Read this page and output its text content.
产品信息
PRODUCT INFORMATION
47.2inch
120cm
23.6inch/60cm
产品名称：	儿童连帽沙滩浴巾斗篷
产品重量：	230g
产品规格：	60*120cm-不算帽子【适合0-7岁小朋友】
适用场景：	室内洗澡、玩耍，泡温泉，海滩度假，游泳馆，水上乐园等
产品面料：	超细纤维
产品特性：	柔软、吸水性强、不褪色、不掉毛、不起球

————————

Goal
Please reproduce each record precisely as written.

Exercise result
Read this page and output its text content.
产品信息
PRODUCT INFORMATION
47.2inch
120cm
23.6inch/60cm
产品名称：	儿童连帽沙滩浴巾斗篷
产品重量：	230g
产品规格：	60*120cm-不算帽子【适合0-7岁小朋友】
适用场景：	室内洗澡、玩耍，泡温泉，海滩度假，游泳馆，水上乐园等
产品面料：	超细纤维
产品特性：	柔软、吸水性强、不褪色、不掉毛、不起球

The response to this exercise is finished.